▶ _REQUIRED TASK_
Without altering anything, output the material below.

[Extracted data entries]
%%
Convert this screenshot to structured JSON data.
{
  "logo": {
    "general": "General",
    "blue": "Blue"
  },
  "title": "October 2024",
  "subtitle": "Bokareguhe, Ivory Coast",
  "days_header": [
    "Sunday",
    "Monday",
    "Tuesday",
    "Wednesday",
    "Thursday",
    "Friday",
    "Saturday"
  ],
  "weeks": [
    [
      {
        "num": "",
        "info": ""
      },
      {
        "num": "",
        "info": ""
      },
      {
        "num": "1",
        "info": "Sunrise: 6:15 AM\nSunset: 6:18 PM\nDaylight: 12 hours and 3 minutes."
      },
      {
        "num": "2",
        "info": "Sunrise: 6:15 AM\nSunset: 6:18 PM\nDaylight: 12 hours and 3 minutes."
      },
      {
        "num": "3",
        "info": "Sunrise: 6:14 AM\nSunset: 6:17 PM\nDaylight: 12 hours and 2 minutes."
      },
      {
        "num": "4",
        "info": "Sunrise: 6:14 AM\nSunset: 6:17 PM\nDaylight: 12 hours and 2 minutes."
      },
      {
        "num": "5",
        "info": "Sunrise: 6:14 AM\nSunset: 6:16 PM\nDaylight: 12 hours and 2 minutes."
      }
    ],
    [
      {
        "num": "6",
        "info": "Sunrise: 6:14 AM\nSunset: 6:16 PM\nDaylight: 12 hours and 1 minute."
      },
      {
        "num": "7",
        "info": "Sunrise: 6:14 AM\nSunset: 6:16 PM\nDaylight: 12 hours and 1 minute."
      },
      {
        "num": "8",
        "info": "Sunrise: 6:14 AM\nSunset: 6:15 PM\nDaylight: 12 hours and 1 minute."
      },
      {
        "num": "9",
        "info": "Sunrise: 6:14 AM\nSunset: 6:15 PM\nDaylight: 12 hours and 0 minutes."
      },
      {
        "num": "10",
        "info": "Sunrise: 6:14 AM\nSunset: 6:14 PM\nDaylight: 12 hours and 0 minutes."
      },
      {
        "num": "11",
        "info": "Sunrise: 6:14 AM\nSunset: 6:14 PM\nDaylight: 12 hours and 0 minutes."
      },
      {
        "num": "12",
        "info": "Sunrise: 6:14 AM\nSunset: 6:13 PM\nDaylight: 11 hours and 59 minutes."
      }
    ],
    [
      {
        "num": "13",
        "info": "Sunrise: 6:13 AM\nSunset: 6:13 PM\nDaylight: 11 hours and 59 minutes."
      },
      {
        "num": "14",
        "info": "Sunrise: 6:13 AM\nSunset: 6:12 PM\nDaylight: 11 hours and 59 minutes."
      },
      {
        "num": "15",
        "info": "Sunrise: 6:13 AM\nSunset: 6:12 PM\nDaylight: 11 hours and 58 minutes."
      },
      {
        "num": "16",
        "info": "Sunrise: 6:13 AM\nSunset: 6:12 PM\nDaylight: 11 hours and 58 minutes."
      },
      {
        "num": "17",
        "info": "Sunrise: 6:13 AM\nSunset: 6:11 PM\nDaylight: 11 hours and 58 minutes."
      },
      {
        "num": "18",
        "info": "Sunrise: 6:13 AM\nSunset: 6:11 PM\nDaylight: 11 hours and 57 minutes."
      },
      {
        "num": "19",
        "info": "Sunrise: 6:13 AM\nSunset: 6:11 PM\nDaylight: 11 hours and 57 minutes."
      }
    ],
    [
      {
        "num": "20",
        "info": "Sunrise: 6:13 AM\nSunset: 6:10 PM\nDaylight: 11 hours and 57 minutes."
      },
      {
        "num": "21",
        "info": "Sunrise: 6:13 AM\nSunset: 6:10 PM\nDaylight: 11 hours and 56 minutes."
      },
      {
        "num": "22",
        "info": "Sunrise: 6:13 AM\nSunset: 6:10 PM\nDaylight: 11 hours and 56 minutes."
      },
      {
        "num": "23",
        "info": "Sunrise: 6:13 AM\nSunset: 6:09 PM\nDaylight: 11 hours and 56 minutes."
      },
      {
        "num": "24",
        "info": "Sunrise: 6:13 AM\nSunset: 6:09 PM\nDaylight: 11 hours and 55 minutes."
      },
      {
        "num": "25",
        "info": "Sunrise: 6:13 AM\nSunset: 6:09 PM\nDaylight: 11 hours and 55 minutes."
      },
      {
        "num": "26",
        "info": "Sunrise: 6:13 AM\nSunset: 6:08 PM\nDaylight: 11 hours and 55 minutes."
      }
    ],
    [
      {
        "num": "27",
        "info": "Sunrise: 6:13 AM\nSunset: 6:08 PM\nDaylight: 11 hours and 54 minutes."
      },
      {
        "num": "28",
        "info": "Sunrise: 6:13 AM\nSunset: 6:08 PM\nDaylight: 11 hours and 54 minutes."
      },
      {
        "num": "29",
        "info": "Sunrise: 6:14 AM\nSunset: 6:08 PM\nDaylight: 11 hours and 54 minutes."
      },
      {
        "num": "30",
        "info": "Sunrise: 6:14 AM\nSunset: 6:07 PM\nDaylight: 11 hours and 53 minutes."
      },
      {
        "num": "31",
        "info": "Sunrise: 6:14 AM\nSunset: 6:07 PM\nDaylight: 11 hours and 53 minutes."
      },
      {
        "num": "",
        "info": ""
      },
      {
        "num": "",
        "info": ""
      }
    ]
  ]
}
%%
▶ _TASK RESULT_
Convert this screenshot to structured JSON data.
{
  "logo": {
    "general": "General",
    "blue": "Blue"
  },
  "title": "October 2024",
  "subtitle": "Bokareguhe, Ivory Coast",
  "days_header": [
    "Sunday",
    "Monday",
    "Tuesday",
    "Wednesday",
    "Thursday",
    "Friday",
    "Saturday"
  ],
  "weeks": [
    [
      {
        "num": "",
        "info": ""
      },
      {
        "num": "",
        "info": ""
      },
      {
        "num": "1",
        "info": "Sunrise: 6:15 AM\nSunset: 6:18 PM\nDaylight: 12 hours and 3 minutes."
      },
      {
        "num": "2",
        "info": "Sunrise: 6:15 AM\nSunset: 6:18 PM\nDaylight: 12 hours and 3 minutes."
      },
      {
        "num": "3",
        "info": "Sunrise: 6:14 AM\nSunset: 6:17 PM\nDaylight: 12 hours and 2 minutes."
      },
      {
        "num": "4",
        "info": "Sunrise: 6:14 AM\nSunset: 6:17 PM\nDaylight: 12 hours and 2 minutes."
      },
      {
        "num": "5",
        "info": "Sunrise: 6:14 AM\nSunset: 6:16 PM\nDaylight: 12 hours and 2 minutes."
      }
    ],
    [
      {
        "num": "6",
        "info": "Sunrise: 6:14 AM\nSunset: 6:16 PM\nDaylight: 12 hours and 1 minute."
      },
      {
        "num": "7",
        "info": "Sunrise: 6:14 AM\nSunset: 6:16 PM\nDaylight: 12 hours and 1 minute."
      },
      {
        "num": "8",
        "info": "Sunrise: 6:14 AM\nSunset: 6:15 PM\nDaylight: 12 hours and 1 minute."
      },
      {
        "num": "9",
        "info": "Sunrise: 6:14 AM\nSunset: 6:15 PM\nDaylight: 12 hours and 0 minutes."
      },
      {
        "num": "10",
        "info": "Sunrise: 6:14 AM\nSunset: 6:14 PM\nDaylight: 12 hours and 0 minutes."
      },
      {
        "num": "11",
        "info": "Sunrise: 6:14 AM\nSunset: 6:14 PM\nDaylight: 12 hours and 0 minutes."
      },
      {
        "num": "12",
        "info": "Sunrise: 6:14 AM\nSunset: 6:13 PM\nDaylight: 11 hours and 59 minutes."
      }
    ],
    [
      {
        "num": "13",
        "info": "Sunrise: 6:13 AM\nSunset: 6:13 PM\nDaylight: 11 hours and 59 minutes."
      },
      {
        "num": "14",
        "info": "Sunrise: 6:13 AM\nSunset: 6:12 PM\nDaylight: 11 hours and 59 minutes."
      },
      {
        "num": "15",
        "info": "Sunrise: 6:13 AM\nSunset: 6:12 PM\nDaylight: 11 hours and 58 minutes."
      },
      {
        "num": "16",
        "info": "Sunrise: 6:13 AM\nSunset: 6:12 PM\nDaylight: 11 hours and 58 minutes."
      },
      {
        "num": "17",
        "info": "Sunrise: 6:13 AM\nSunset: 6:11 PM\nDaylight: 11 hours and 58 minutes."
      },
      {
        "num": "18",
        "info": "Sunrise: 6:13 AM\nSunset: 6:11 PM\nDaylight: 11 hours and 57 minutes."
      },
      {
        "num": "19",
        "info": "Sunrise: 6:13 AM\nSunset: 6:11 PM\nDaylight: 11 hours and 57 minutes."
      }
    ],
    [
      {
        "num": "20",
        "info": "Sunrise: 6:13 AM\nSunset: 6:10 PM\nDaylight: 11 hours and 57 minutes."
      },
      {
        "num": "21",
        "info": "Sunrise: 6:13 AM\nSunset: 6:10 PM\nDaylight: 11 hours and 56 minutes."
      },
      {
        "num": "22",
        "info": "Sunrise: 6:13 AM\nSunset: 6:10 PM\nDaylight: 11 hours and 56 minutes."
      },
      {
        "num": "23",
        "info": "Sunrise: 6:13 AM\nSunset: 6:09 PM\nDaylight: 11 hours and 56 minutes."
      },
      {
        "num": "24",
        "info": "Sunrise: 6:13 AM\nSunset: 6:09 PM\nDaylight: 11 hours and 55 minutes."
      },
      {
        "num": "25",
        "info": "Sunrise: 6:13 AM\nSunset: 6:09 PM\nDaylight: 11 hours and 55 minutes."
      },
      {
        "num": "26",
        "info": "Sunrise: 6:13 AM\nSunset: 6:08 PM\nDaylight: 11 hours and 55 minutes."
      }
    ],
    [
      {
        "num": "27",
        "info": "Sunrise: 6:13 AM\nSunset: 6:08 PM\nDaylight: 11 hours and 54 minutes."
      },
      {
        "num": "28",
        "info": "Sunrise: 6:13 AM\nSunset: 6:08 PM\nDaylight: 11 hours and 54 minutes."
      },
      {
        "num": "29",
        "info": "Sunrise: 6:14 AM\nSunset: 6:08 PM\nDaylight: 11 hours and 54 minutes."
      },
      {
        "num": "30",
        "info": "Sunrise: 6:14 AM\nSunset: 6:07 PM\nDaylight: 11 hours and 53 minutes."
      },
      {
        "num": "31",
        "info": "Sunrise: 6:14 AM\nSunset: 6:07 PM\nDaylight: 11 hours and 53 minutes."
      },
      {
        "num": "",
        "info": ""
      },
      {
        "num": "",
        "info": ""
      }
    ]
  ]
}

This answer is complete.